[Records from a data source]

+--

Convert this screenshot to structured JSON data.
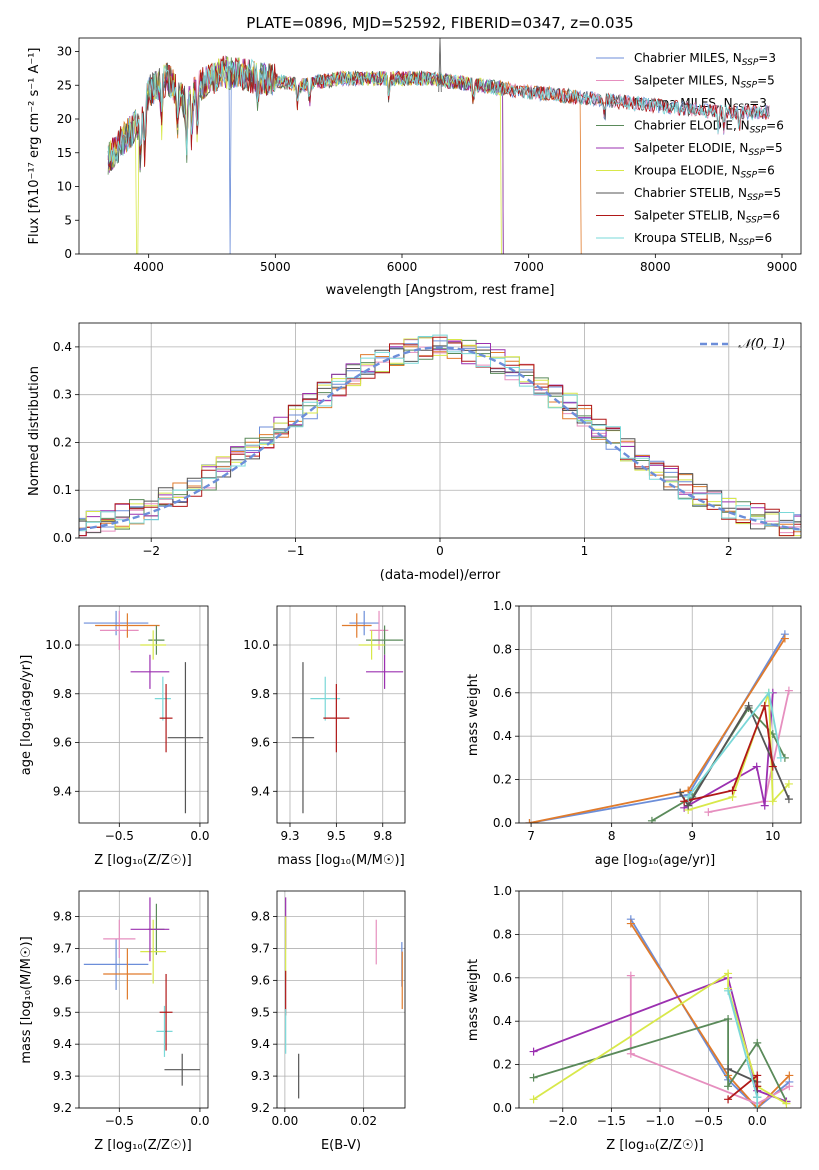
{
  "chart_data": [
    {
      "id": "spectrum",
      "type": "line",
      "title": "PLATE=0896, MJD=52592, FIBERID=0347, z=0.035",
      "xlabel": "wavelength [Angstrom, rest frame]",
      "ylabel": "Flux [fλ10⁻¹⁷ erg cm⁻² s⁻¹ A⁻¹]",
      "xlim": [
        3450,
        9150
      ],
      "ylim": [
        0,
        32
      ],
      "xticks": [
        4000,
        5000,
        6000,
        7000,
        8000,
        9000
      ],
      "yticks": [
        0,
        5,
        10,
        15,
        20,
        25,
        30
      ],
      "grid": false,
      "legend_position": "top-right",
      "continuum": [
        {
          "x": 3680,
          "y": 14
        },
        {
          "x": 3800,
          "y": 17
        },
        {
          "x": 3950,
          "y": 20
        },
        {
          "x": 4000,
          "y": 24
        },
        {
          "x": 4150,
          "y": 26
        },
        {
          "x": 4300,
          "y": 22
        },
        {
          "x": 4400,
          "y": 25
        },
        {
          "x": 4600,
          "y": 27
        },
        {
          "x": 4900,
          "y": 26
        },
        {
          "x": 5200,
          "y": 25
        },
        {
          "x": 5500,
          "y": 26
        },
        {
          "x": 5800,
          "y": 26
        },
        {
          "x": 6200,
          "y": 26
        },
        {
          "x": 6600,
          "y": 25
        },
        {
          "x": 7000,
          "y": 24
        },
        {
          "x": 7500,
          "y": 23
        },
        {
          "x": 8000,
          "y": 22
        },
        {
          "x": 8500,
          "y": 21
        },
        {
          "x": 8900,
          "y": 21
        }
      ],
      "series": [
        {
          "name": "Chabrier MILES, N_SSP=3",
          "color": "#6c8ed9",
          "end": 8900,
          "drop": [
            4640
          ]
        },
        {
          "name": "Salpeter MILES, N_SSP=5",
          "color": "#e68fbf",
          "end": 8900
        },
        {
          "name": "Kroupa MILES, N_SSP=3",
          "color": "#e07b2c",
          "end": 7420,
          "drop": [
            7420
          ]
        },
        {
          "name": "Chabrier ELODIE, N_SSP=6",
          "color": "#5a8a5a",
          "end": 6800
        },
        {
          "name": "Salpeter ELODIE, N_SSP=5",
          "color": "#9b30b0",
          "end": 6800
        },
        {
          "name": "Kroupa ELODIE, N_SSP=6",
          "color": "#d8e84a",
          "end": 6800,
          "drop": [
            3910,
            6790
          ]
        },
        {
          "name": "Chabrier STELIB, N_SSP=5",
          "color": "#555555",
          "end": 8900
        },
        {
          "name": "Salpeter STELIB, N_SSP=6",
          "color": "#b01818",
          "end": 8900
        },
        {
          "name": "Kroupa STELIB, N_SSP=6",
          "color": "#7ad8d8",
          "end": 8900
        }
      ]
    },
    {
      "id": "hist",
      "type": "line",
      "xlabel": "(data-model)/error",
      "ylabel": "Normed distribution",
      "xlim": [
        -2.5,
        2.5
      ],
      "ylim": [
        0,
        0.45
      ],
      "xticks": [
        -2,
        -1,
        0,
        1,
        2
      ],
      "yticks": [
        0.0,
        0.1,
        0.2,
        0.3,
        0.4
      ],
      "grid": true,
      "legend_position": "top-right",
      "legend": "𝒩(0, 1)",
      "gaussian_color": "#6c8ed9",
      "bin_width": 0.1,
      "colors": [
        "#6c8ed9",
        "#e68fbf",
        "#e07b2c",
        "#5a8a5a",
        "#9b30b0",
        "#d8e84a",
        "#555555",
        "#b01818",
        "#7ad8d8"
      ]
    },
    {
      "id": "age_Z",
      "type": "scatter",
      "xlabel": "Z [log₁₀(Z/Z☉)]",
      "ylabel": "age  [log₁₀(age/yr)]",
      "xlim": [
        -0.75,
        0.05
      ],
      "ylim": [
        9.27,
        10.16
      ],
      "xticks": [
        -0.5,
        0.0
      ],
      "yticks": [
        9.4,
        9.6,
        9.8,
        10.0
      ],
      "grid": true,
      "points": [
        {
          "x": -0.52,
          "y": 10.09,
          "xerr": 0.2,
          "yerr": 0.05,
          "color": "#6c8ed9"
        },
        {
          "x": -0.5,
          "y": 10.06,
          "xerr": 0.12,
          "yerr": 0.08,
          "color": "#e68fbf"
        },
        {
          "x": -0.45,
          "y": 10.08,
          "xerr": 0.2,
          "yerr": 0.05,
          "color": "#e07b2c"
        },
        {
          "x": -0.27,
          "y": 10.02,
          "xerr": 0.05,
          "yerr": 0.06,
          "color": "#5a8a5a"
        },
        {
          "x": -0.29,
          "y": 10.0,
          "xerr": 0.08,
          "yerr": 0.06,
          "color": "#d8e84a"
        },
        {
          "x": -0.31,
          "y": 9.89,
          "xerr": 0.12,
          "yerr": 0.07,
          "color": "#9b30b0"
        },
        {
          "x": -0.23,
          "y": 9.78,
          "xerr": 0.05,
          "yerr": 0.09,
          "color": "#7ad8d8"
        },
        {
          "x": -0.21,
          "y": 9.7,
          "xerr": 0.04,
          "yerr": 0.14,
          "color": "#b01818"
        },
        {
          "x": -0.09,
          "y": 9.62,
          "xerr": 0.11,
          "yerr": 0.31,
          "color": "#555555"
        }
      ]
    },
    {
      "id": "age_mass",
      "type": "scatter",
      "xlabel": "mass [log₁₀(M/M☉)]",
      "ylabel": "",
      "xlim": [
        9.18,
        9.87
      ],
      "ylim": [
        9.27,
        10.16
      ],
      "xticks": [
        9.25,
        9.5,
        9.75
      ],
      "yticks": [
        9.4,
        9.6,
        9.8,
        10.0
      ],
      "grid": true,
      "points": [
        {
          "x": 9.65,
          "y": 10.09,
          "xerr": 0.08,
          "yerr": 0.05,
          "color": "#6c8ed9"
        },
        {
          "x": 9.73,
          "y": 10.06,
          "xerr": 0.05,
          "yerr": 0.08,
          "color": "#e68fbf"
        },
        {
          "x": 9.61,
          "y": 10.08,
          "xerr": 0.08,
          "yerr": 0.05,
          "color": "#e07b2c"
        },
        {
          "x": 9.76,
          "y": 10.02,
          "xerr": 0.1,
          "yerr": 0.06,
          "color": "#5a8a5a"
        },
        {
          "x": 9.69,
          "y": 10.0,
          "xerr": 0.07,
          "yerr": 0.06,
          "color": "#d8e84a"
        },
        {
          "x": 9.76,
          "y": 9.89,
          "xerr": 0.1,
          "yerr": 0.07,
          "color": "#9b30b0"
        },
        {
          "x": 9.44,
          "y": 9.78,
          "xerr": 0.08,
          "yerr": 0.09,
          "color": "#7ad8d8"
        },
        {
          "x": 9.5,
          "y": 9.7,
          "xerr": 0.07,
          "yerr": 0.14,
          "color": "#b01818"
        },
        {
          "x": 9.32,
          "y": 9.62,
          "xerr": 0.06,
          "yerr": 0.31,
          "color": "#555555"
        }
      ]
    },
    {
      "id": "weight_age",
      "type": "line",
      "xlabel": "age  [log₁₀(age/yr)]",
      "ylabel": "mass weight",
      "xlim": [
        6.85,
        10.35
      ],
      "ylim": [
        0,
        1.0
      ],
      "xticks": [
        7,
        8,
        9,
        10
      ],
      "yticks": [
        0.0,
        0.2,
        0.4,
        0.6,
        0.8,
        1.0
      ],
      "grid": true,
      "series": [
        {
          "color": "#6c8ed9",
          "x": [
            6.98,
            8.95,
            10.15
          ],
          "y": [
            0.0,
            0.13,
            0.87
          ]
        },
        {
          "color": "#e07b2c",
          "x": [
            6.98,
            8.95,
            10.15
          ],
          "y": [
            0.0,
            0.15,
            0.85
          ]
        },
        {
          "color": "#e68fbf",
          "x": [
            9.2,
            9.9,
            10.2
          ],
          "y": [
            0.05,
            0.1,
            0.61
          ]
        },
        {
          "color": "#5a8a5a",
          "x": [
            8.5,
            9.0,
            9.7,
            10.0,
            10.15
          ],
          "y": [
            0.01,
            0.12,
            0.53,
            0.41,
            0.3
          ]
        },
        {
          "color": "#9b30b0",
          "x": [
            8.9,
            9.8,
            9.9,
            10.0
          ],
          "y": [
            0.07,
            0.26,
            0.08,
            0.6
          ]
        },
        {
          "color": "#d8e84a",
          "x": [
            8.95,
            9.5,
            9.95,
            10.0,
            10.2
          ],
          "y": [
            0.06,
            0.12,
            0.6,
            0.1,
            0.18
          ]
        },
        {
          "color": "#555555",
          "x": [
            8.85,
            8.95,
            9.7,
            10.2
          ],
          "y": [
            0.14,
            0.08,
            0.54,
            0.11
          ]
        },
        {
          "color": "#b01818",
          "x": [
            8.9,
            9.5,
            9.9,
            10.0
          ],
          "y": [
            0.1,
            0.15,
            0.54,
            0.26
          ]
        },
        {
          "color": "#7ad8d8",
          "x": [
            8.95,
            9.95,
            10.1
          ],
          "y": [
            0.12,
            0.6,
            0.3
          ]
        }
      ]
    },
    {
      "id": "mass_Z",
      "type": "scatter",
      "xlabel": "Z [log₁₀(Z/Z☉)]",
      "ylabel": "mass [log₁₀(M/M☉)]",
      "xlim": [
        -0.75,
        0.05
      ],
      "ylim": [
        9.2,
        9.88
      ],
      "xticks": [
        -0.5,
        0.0
      ],
      "yticks": [
        9.2,
        9.3,
        9.4,
        9.5,
        9.6,
        9.7,
        9.8
      ],
      "grid": true,
      "points": [
        {
          "x": -0.52,
          "y": 9.65,
          "xerr": 0.2,
          "yerr": 0.08,
          "color": "#6c8ed9"
        },
        {
          "x": -0.5,
          "y": 9.73,
          "xerr": 0.1,
          "yerr": 0.06,
          "color": "#e68fbf"
        },
        {
          "x": -0.45,
          "y": 9.62,
          "xerr": 0.15,
          "yerr": 0.08,
          "color": "#e07b2c"
        },
        {
          "x": -0.27,
          "y": 9.76,
          "xerr": 0.05,
          "yerr": 0.08,
          "color": "#5a8a5a"
        },
        {
          "x": -0.29,
          "y": 9.69,
          "xerr": 0.08,
          "yerr": 0.1,
          "color": "#d8e84a"
        },
        {
          "x": -0.31,
          "y": 9.76,
          "xerr": 0.12,
          "yerr": 0.1,
          "color": "#9b30b0"
        },
        {
          "x": -0.22,
          "y": 9.44,
          "xerr": 0.05,
          "yerr": 0.08,
          "color": "#7ad8d8"
        },
        {
          "x": -0.21,
          "y": 9.5,
          "xerr": 0.04,
          "yerr": 0.12,
          "color": "#b01818"
        },
        {
          "x": -0.11,
          "y": 9.32,
          "xerr": 0.11,
          "yerr": 0.05,
          "color": "#555555"
        }
      ]
    },
    {
      "id": "mass_ebv",
      "type": "scatter",
      "xlabel": "E(B-V)",
      "ylabel": "",
      "xlim": [
        -0.002,
        0.0305
      ],
      "ylim": [
        9.2,
        9.88
      ],
      "xticks": [
        0.0,
        0.02
      ],
      "yticks": [
        9.2,
        9.3,
        9.4,
        9.5,
        9.6,
        9.7,
        9.8
      ],
      "grid": true,
      "points": [
        {
          "x": 0.0002,
          "y": 9.78,
          "xerr": 0,
          "yerr": 0.08,
          "color": "#9b30b0"
        },
        {
          "x": 0.0002,
          "y": 9.7,
          "xerr": 0,
          "yerr": 0.1,
          "color": "#d8e84a"
        },
        {
          "x": 0.0002,
          "y": 9.56,
          "xerr": 0,
          "yerr": 0.07,
          "color": "#b01818"
        },
        {
          "x": 0.0002,
          "y": 9.44,
          "xerr": 0,
          "yerr": 0.07,
          "color": "#7ad8d8"
        },
        {
          "x": 0.0035,
          "y": 9.3,
          "xerr": 0,
          "yerr": 0.07,
          "color": "#555555"
        },
        {
          "x": 0.0232,
          "y": 9.72,
          "xerr": 0,
          "yerr": 0.07,
          "color": "#e68fbf"
        },
        {
          "x": 0.0297,
          "y": 9.65,
          "xerr": 0,
          "yerr": 0.07,
          "color": "#6c8ed9"
        },
        {
          "x": 0.0298,
          "y": 9.6,
          "xerr": 0,
          "yerr": 0.09,
          "color": "#e07b2c"
        }
      ]
    },
    {
      "id": "weight_Z",
      "type": "line",
      "xlabel": "Z [log₁₀(Z/Z☉)]",
      "ylabel": "mass weight",
      "xlim": [
        -2.45,
        0.45
      ],
      "ylim": [
        0,
        1.0
      ],
      "xticks": [
        -2.0,
        -1.5,
        -1.0,
        -0.5,
        0.0
      ],
      "yticks": [
        0.0,
        0.2,
        0.4,
        0.6,
        0.8,
        1.0
      ],
      "grid": true,
      "series": [
        {
          "color": "#6c8ed9",
          "x": [
            -1.3,
            -0.3,
            0.0,
            0.33
          ],
          "y": [
            0.87,
            0.13,
            0.0,
            0.12
          ]
        },
        {
          "color": "#e07b2c",
          "x": [
            -1.3,
            -0.3,
            0.0,
            0.33
          ],
          "y": [
            0.85,
            0.15,
            0.0,
            0.15
          ]
        },
        {
          "color": "#e68fbf",
          "x": [
            -1.3,
            -1.3,
            0.0,
            0.33
          ],
          "y": [
            0.61,
            0.25,
            0.02,
            0.1
          ]
        },
        {
          "color": "#5a8a5a",
          "x": [
            -2.3,
            -0.3,
            -0.3,
            0.0,
            0.3
          ],
          "y": [
            0.14,
            0.41,
            0.1,
            0.3,
            0.03
          ]
        },
        {
          "color": "#9b30b0",
          "x": [
            -2.3,
            -0.3,
            0.0,
            0.3
          ],
          "y": [
            0.26,
            0.6,
            0.08,
            0.03
          ]
        },
        {
          "color": "#d8e84a",
          "x": [
            -2.3,
            -0.3,
            -0.3,
            0.0,
            0.3
          ],
          "y": [
            0.04,
            0.62,
            0.55,
            0.1,
            0.02
          ]
        },
        {
          "color": "#555555",
          "x": [
            -0.3,
            0.0,
            0.0
          ],
          "y": [
            0.18,
            0.12,
            0.05
          ]
        },
        {
          "color": "#b01818",
          "x": [
            -0.3,
            0.0,
            0.0
          ],
          "y": [
            0.04,
            0.15,
            0.1
          ]
        },
        {
          "color": "#7ad8d8",
          "x": [
            -0.3,
            0.0,
            0.0
          ],
          "y": [
            0.54,
            0.05,
            0.0
          ]
        }
      ]
    }
  ]
}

+--

Written problem:
From the listing above, copy out each line where the word "xlabel" appears.

Task response:
      "xlabel": "wavelength [Angstrom, rest frame]",
      "xlabel": "(data-model)/error",
      "xlabel": "Z [log₁₀(Z/Z☉)]",
      "xlabel": "mass [log₁₀(M/M☉)]",
      "xlabel": "age  [log₁₀(age/yr)]",
      "xlabel": "Z [log₁₀(Z/Z☉)]",
      "xlabel": "E(B-V)",
      "xlabel": "Z [log₁₀(Z/Z☉)]",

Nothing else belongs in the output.